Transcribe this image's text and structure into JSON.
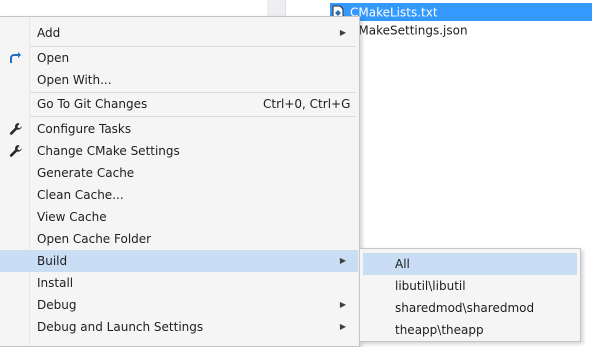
{
  "solution_explorer": {
    "items": [
      {
        "label": "CMakeLists.txt",
        "selected": true,
        "icon": "cmake-file-icon"
      },
      {
        "label": "CMakeSettings.json",
        "selected": false,
        "icon": "json-file-icon"
      }
    ]
  },
  "context_menu": {
    "items": [
      {
        "label": "Add",
        "submenu": true
      },
      {
        "label": "Open",
        "icon": "open-arrow-icon"
      },
      {
        "label": "Open With..."
      },
      {
        "label": "Go To Git Changes",
        "shortcut": "Ctrl+0, Ctrl+G"
      },
      {
        "label": "Configure Tasks",
        "icon": "wrench-icon"
      },
      {
        "label": "Change CMake Settings",
        "icon": "wrench-icon"
      },
      {
        "label": "Generate Cache"
      },
      {
        "label": "Clean Cache..."
      },
      {
        "label": "View Cache"
      },
      {
        "label": "Open Cache Folder"
      },
      {
        "label": "Build",
        "submenu": true,
        "highlighted": true
      },
      {
        "label": "Install"
      },
      {
        "label": "Debug",
        "submenu": true
      },
      {
        "label": "Debug and Launch Settings",
        "submenu": true
      }
    ]
  },
  "build_submenu": {
    "items": [
      {
        "label": "All",
        "highlighted": true
      },
      {
        "label": "libutil\\libutil"
      },
      {
        "label": "sharedmod\\sharedmod"
      },
      {
        "label": "theapp\\theapp"
      }
    ]
  },
  "colors": {
    "selection": "#3399ff",
    "menu_highlight": "#c9def5",
    "menu_background": "#f5f5f5",
    "open_icon": "#1e6fc0"
  }
}
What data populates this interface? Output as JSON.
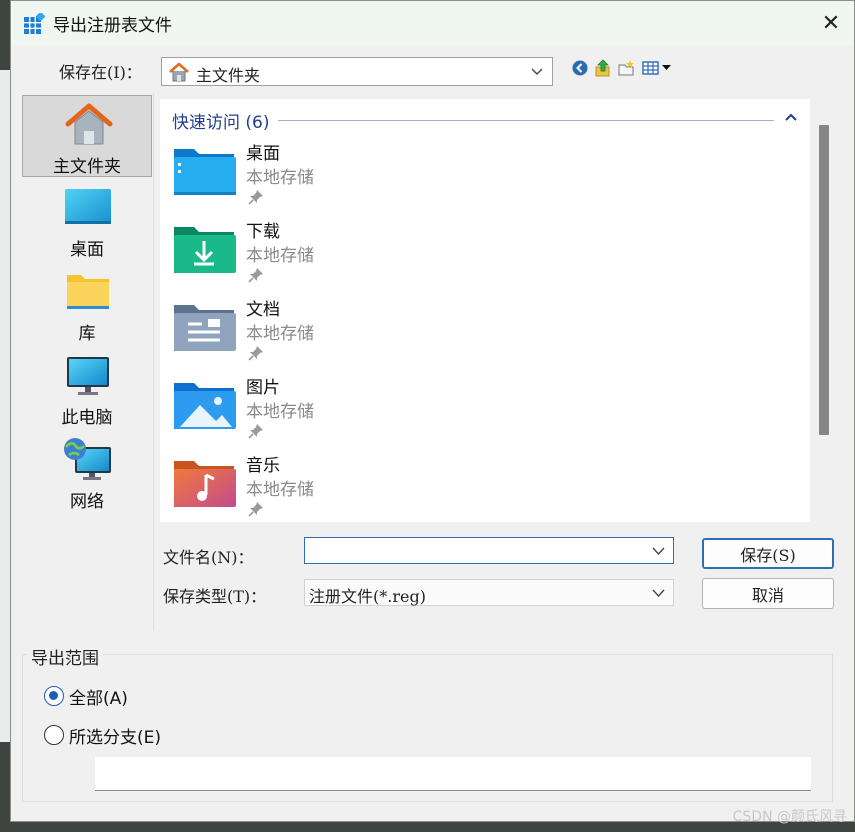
{
  "window": {
    "title": "导出注册表文件",
    "close_glyph": "✕"
  },
  "toolbar": {
    "save_in_label": "保存在(I)：",
    "save_in_value": "主文件夹",
    "icons": [
      "back-icon",
      "up-folder-icon",
      "new-folder-icon",
      "view-menu-icon"
    ]
  },
  "places": [
    {
      "label": "主文件夹",
      "icon": "home-icon",
      "selected": true
    },
    {
      "label": "桌面",
      "icon": "desktop-icon"
    },
    {
      "label": "库",
      "icon": "library-icon"
    },
    {
      "label": "此电脑",
      "icon": "computer-icon"
    },
    {
      "label": "网络",
      "icon": "network-icon"
    }
  ],
  "file_list": {
    "group_title": "快速访问 (6)",
    "items": [
      {
        "name": "桌面",
        "sub": "本地存储",
        "icon": "desktop-folder-icon"
      },
      {
        "name": "下载",
        "sub": "本地存储",
        "icon": "downloads-folder-icon"
      },
      {
        "name": "文档",
        "sub": "本地存储",
        "icon": "documents-folder-icon"
      },
      {
        "name": "图片",
        "sub": "本地存储",
        "icon": "pictures-folder-icon"
      },
      {
        "name": "音乐",
        "sub": "本地存储",
        "icon": "music-folder-icon"
      }
    ]
  },
  "form": {
    "filename_label": "文件名(N)：",
    "filename_value": "",
    "filetype_label": "保存类型(T)：",
    "filetype_value": "注册文件(*.reg)",
    "save_button": "保存(S)",
    "cancel_button": "取消"
  },
  "export_range": {
    "title": "导出范围",
    "options": [
      {
        "label": "全部(A)",
        "checked": true
      },
      {
        "label": "所选分支(E)",
        "checked": false
      }
    ],
    "branch_value": ""
  },
  "watermark": "CSDN @颜氏风寻"
}
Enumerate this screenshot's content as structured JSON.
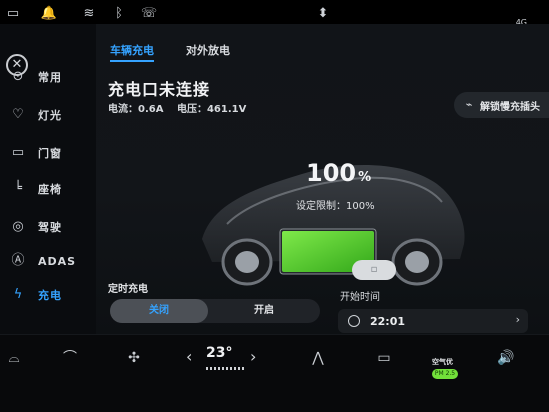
{
  "tabs": [
    {
      "label": "车辆充电",
      "active": true
    },
    {
      "label": "对外放电",
      "active": false
    }
  ],
  "sidebar": {
    "items": [
      {
        "label": "常用",
        "icon": "toggle-icon"
      },
      {
        "label": "灯光",
        "icon": "bulb-icon"
      },
      {
        "label": "门窗",
        "icon": "door-icon"
      },
      {
        "label": "座椅",
        "icon": "seat-icon"
      },
      {
        "label": "驾驶",
        "icon": "steering-wheel-icon"
      },
      {
        "label": "ADAS",
        "icon": "adas-icon"
      },
      {
        "label": "充电",
        "icon": "charging-plug-icon",
        "active": true
      }
    ]
  },
  "charging": {
    "status_title": "充电口未连接",
    "current": "电流：0.6A",
    "voltage": "电压：461.1V",
    "unlock_label": "解锁慢充插头",
    "percent": "100",
    "percent_unit": "%",
    "limit_text": "设定限制：100%",
    "level": 1.0
  },
  "schedule": {
    "label": "定时充电",
    "off_label": "关闭",
    "on_label": "开启",
    "selected": "off",
    "start_label": "开始时间",
    "start_time": "22:01"
  },
  "dock": {
    "temperature": "23°",
    "air_label": "空气优",
    "air_badge": "PM 2.5"
  },
  "status": {
    "signal": "4G"
  },
  "colors": {
    "accent": "#35a3ff",
    "battery": "#58d62d",
    "air_badge": "#72e03a"
  }
}
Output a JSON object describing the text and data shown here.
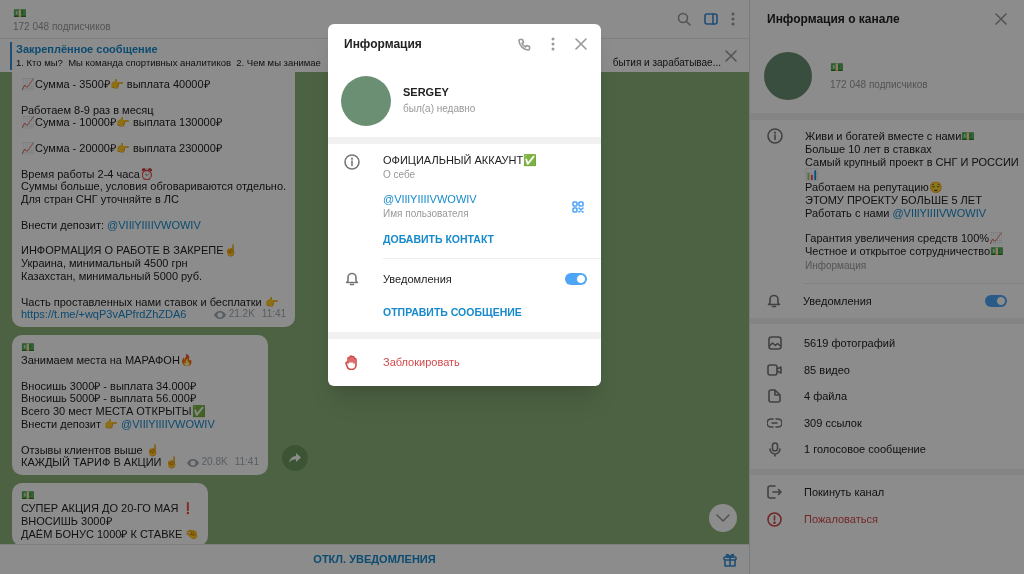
{
  "chat_header": {
    "title": "💵",
    "subtitle": "172 048 подписчиков"
  },
  "pinned": {
    "label": "Закреплённое сообщение",
    "text_start": "1. Кто мы?  Мы команда спортивных аналитиков  2. Чем мы занимае",
    "text_end": "бытия и зарабатывае..."
  },
  "messages": [
    {
      "paragraphs": [
        [
          "📈Сумма - 3500₽👉 выплата 40000₽"
        ],
        [
          "Работаем 8-9 раз в месяц",
          "📈Сумма - 10000₽👉 выплата 130000₽"
        ],
        [
          "📈Сумма - 20000₽👉 выплата 230000₽"
        ],
        [
          "Время работы 2-4 часа⏰",
          "Суммы больше, условия обговариваются отдельно.",
          "Для стран СНГ уточняйте в ЛС"
        ],
        [
          {
            "text": "Внести депозит: ",
            "link": "@VIIlYIIIIVWOWIV"
          }
        ],
        [
          "ИНФОРМАЦИЯ О РАБОТЕ В ЗАКРЕПЕ☝",
          "Украина, минимальный 4500 грн",
          "Казахстан, минимальный 5000 руб."
        ],
        [
          "Часть проставленных нами ставок и бесплатки 👉",
          {
            "link": "https://t.me/+wqP3vAPfrdZhZDA6"
          }
        ]
      ],
      "views": "21.2K",
      "time": "11:41",
      "forward_button": false
    },
    {
      "paragraphs": [
        [
          "💵",
          "Занимаем места на МАРАФОН🔥"
        ],
        [
          "Вносишь 3000₽ - выплата 34.000₽",
          "Вносишь 5000₽ - выплата 56.000₽",
          "Всего 30 мест МЕСТА ОТКРЫТЫ✅",
          {
            "text": "Внести депозит 👉 ",
            "link": "@VIIlYIIIIVWOWIV"
          }
        ],
        [
          "Отзывы клиентов выше ☝",
          "КАЖДЫЙ ТАРИФ В АКЦИИ ☝"
        ]
      ],
      "views": "20.8K",
      "time": "11:41",
      "forward_button": true
    },
    {
      "paragraphs": [
        [
          "💵",
          "СУПЕР АКЦИЯ ДО 20-ГО МАЯ ❗",
          "ВНОСИШЬ 3000₽",
          "ДАЁМ БОНУС 1000₽ К СТАВКЕ 🤏"
        ]
      ],
      "forward_button": false
    }
  ],
  "bottom_bar": {
    "button": "ОТКЛ. УВЕДОМЛЕНИЯ"
  },
  "modal": {
    "title": "Информация",
    "name": "SERGEY",
    "status": "был(а) недавно",
    "bio": "ОФИЦИАЛЬНЫЙ АККАУНТ✅",
    "bio_label": "О себе",
    "username": "@VIIlYIIIIVWOWIV",
    "username_label": "Имя пользователя",
    "add_contact": "ДОБАВИТЬ КОНТАКТ",
    "notifications": {
      "label": "Уведомления",
      "on": true
    },
    "send_message": "ОТПРАВИТЬ СООБЩЕНИЕ",
    "block": "Заблокировать"
  },
  "channel_info": {
    "title": "Информация о канале",
    "name": "💵",
    "subscribers": "172 048 подписчиков",
    "description": [
      [
        "Живи и богатей вместе с нами💵",
        "Больше 10 лет в ставках",
        "Самый крупный проект в СНГ И РОССИИ",
        "📊",
        "Работаем на репутацию😌",
        "ЭТОМУ ПРОЕКТУ БОЛЬШЕ 5 ЛЕТ",
        {
          "text": "Работать с нами ",
          "link": "@VIIlYIIIIVWOWIV"
        }
      ],
      [
        "Гарантия увеличения средств 100%📈",
        "Честное и открытое сотрудничество💵"
      ]
    ],
    "description_label": "Информация",
    "notifications": {
      "label": "Уведомления",
      "on": true
    },
    "media": [
      {
        "kind": "photo",
        "label": "5619 фотографий"
      },
      {
        "kind": "video",
        "label": "85 видео"
      },
      {
        "kind": "file",
        "label": "4 файла"
      },
      {
        "kind": "link",
        "label": "309 ссылок"
      },
      {
        "kind": "voice",
        "label": "1 голосовое сообщение"
      }
    ],
    "actions": [
      {
        "kind": "leave",
        "label": "Покинуть канал"
      },
      {
        "kind": "report",
        "label": "Пожаловаться"
      }
    ]
  }
}
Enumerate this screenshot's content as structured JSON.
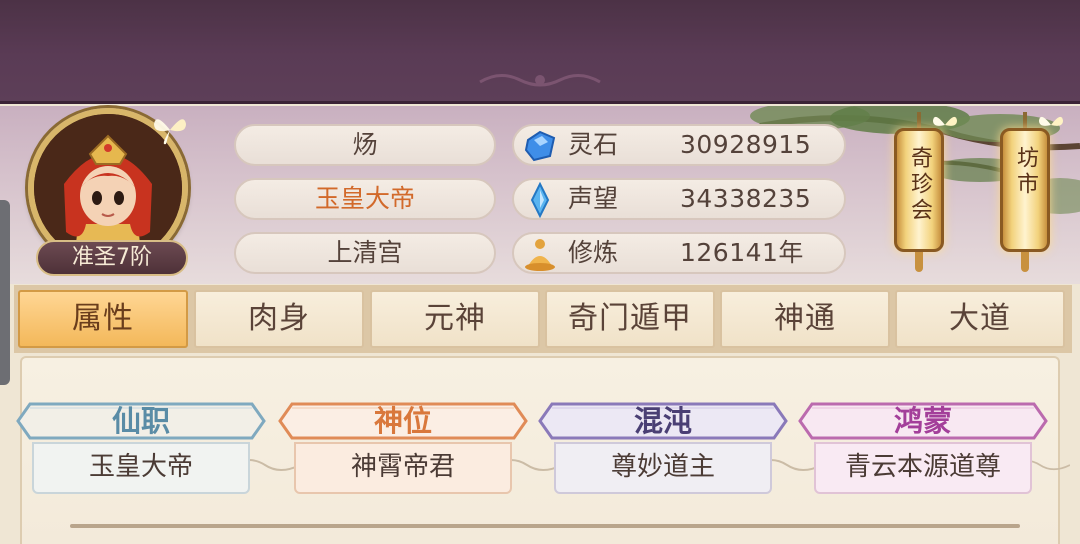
{
  "profile": {
    "name": "炀",
    "title": "玉皇大帝",
    "sect": "上清宫",
    "rank": "准圣7阶"
  },
  "resources": [
    {
      "label": "灵石",
      "value": "30928915",
      "icon": "spirit-stone-icon"
    },
    {
      "label": "声望",
      "value": "34338235",
      "icon": "reputation-crystal-icon"
    },
    {
      "label": "修炼",
      "value": "126141年",
      "icon": "meditation-icon"
    }
  ],
  "buttons": {
    "qizhen": "奇珍会",
    "fangshi": "坊市"
  },
  "tabs": [
    {
      "label": "属性",
      "active": true
    },
    {
      "label": "肉身",
      "active": false
    },
    {
      "label": "元神",
      "active": false
    },
    {
      "label": "奇门遁甲",
      "active": false
    },
    {
      "label": "神通",
      "active": false
    },
    {
      "label": "大道",
      "active": false
    }
  ],
  "ranks": [
    {
      "label": "仙职",
      "value": "玉皇大帝",
      "color": "#5a8ca6"
    },
    {
      "label": "神位",
      "value": "神霄帝君",
      "color": "#d9783c"
    },
    {
      "label": "混沌",
      "value": "尊妙道主",
      "color": "#4a3f74"
    },
    {
      "label": "鸿蒙",
      "value": "青云本源道尊",
      "color": "#a33f9a"
    }
  ]
}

++++++++++

Filter the records above and return every line that holds the word "kind".

        "kind": "photo",
        "kind": "video",
        "kind": "file",
        "kind": "link",
        "kind": "voice",
        "kind": "leave",
        "kind": "report",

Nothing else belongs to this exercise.